> DATA FOR PROCESSING
____

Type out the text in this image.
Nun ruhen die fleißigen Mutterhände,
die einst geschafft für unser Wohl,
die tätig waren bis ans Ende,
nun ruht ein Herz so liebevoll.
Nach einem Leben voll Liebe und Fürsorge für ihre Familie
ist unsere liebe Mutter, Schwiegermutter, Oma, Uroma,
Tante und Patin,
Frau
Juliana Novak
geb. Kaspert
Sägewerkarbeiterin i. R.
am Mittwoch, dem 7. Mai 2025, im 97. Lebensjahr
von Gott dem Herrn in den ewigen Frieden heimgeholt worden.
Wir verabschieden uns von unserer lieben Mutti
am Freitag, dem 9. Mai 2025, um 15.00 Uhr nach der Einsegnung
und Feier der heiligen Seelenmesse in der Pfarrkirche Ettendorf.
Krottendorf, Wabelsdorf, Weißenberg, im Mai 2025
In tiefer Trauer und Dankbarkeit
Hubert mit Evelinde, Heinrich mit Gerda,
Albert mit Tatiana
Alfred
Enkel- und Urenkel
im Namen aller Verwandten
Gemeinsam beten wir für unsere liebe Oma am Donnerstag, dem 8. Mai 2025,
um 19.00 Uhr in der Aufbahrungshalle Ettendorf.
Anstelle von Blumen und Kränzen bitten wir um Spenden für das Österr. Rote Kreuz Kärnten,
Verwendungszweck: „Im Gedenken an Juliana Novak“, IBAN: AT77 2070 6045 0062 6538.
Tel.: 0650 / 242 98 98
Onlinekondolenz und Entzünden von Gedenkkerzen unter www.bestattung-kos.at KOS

____

> EXERCISE DIRECTIONS
Exactly reproduce the material above.

> FINISHED ANSWER
Type out the text in this image.
Nun ruhen die fleißigen Mutterhände,
die einst geschafft für unser Wohl,
die tätig waren bis ans Ende,
nun ruht ein Herz so liebevoll.
Nach einem Leben voll Liebe und Fürsorge für ihre Familie
ist unsere liebe Mutter, Schwiegermutter, Oma, Uroma,
Tante und Patin,
Frau
Juliana Novak
geb. Kaspert
Sägewerkarbeiterin i. R.
am Mittwoch, dem 7. Mai 2025, im 97. Lebensjahr
von Gott dem Herrn in den ewigen Frieden heimgeholt worden.
Wir verabschieden uns von unserer lieben Mutti
am Freitag, dem 9. Mai 2025, um 15.00 Uhr nach der Einsegnung
und Feier der heiligen Seelenmesse in der Pfarrkirche Ettendorf.
Krottendorf, Wabelsdorf, Weißenberg, im Mai 2025
In tiefer Trauer und Dankbarkeit
Hubert mit Evelinde, Heinrich mit Gerda,
Albert mit Tatiana
Alfred
Enkel- und Urenkel
im Namen aller Verwandten
Gemeinsam beten wir für unsere liebe Oma am Donnerstag, dem 8. Mai 2025,
um 19.00 Uhr in der Aufbahrungshalle Ettendorf.
Anstelle von Blumen und Kränzen bitten wir um Spenden für das Österr. Rote Kreuz Kärnten,
Verwendungszweck: „Im Gedenken an Juliana Novak“, IBAN: AT77 2070 6045 0062 6538.
Tel.: 0650 / 242 98 98
Onlinekondolenz und Entzünden von Gedenkkerzen unter www.bestattung-kos.at KOS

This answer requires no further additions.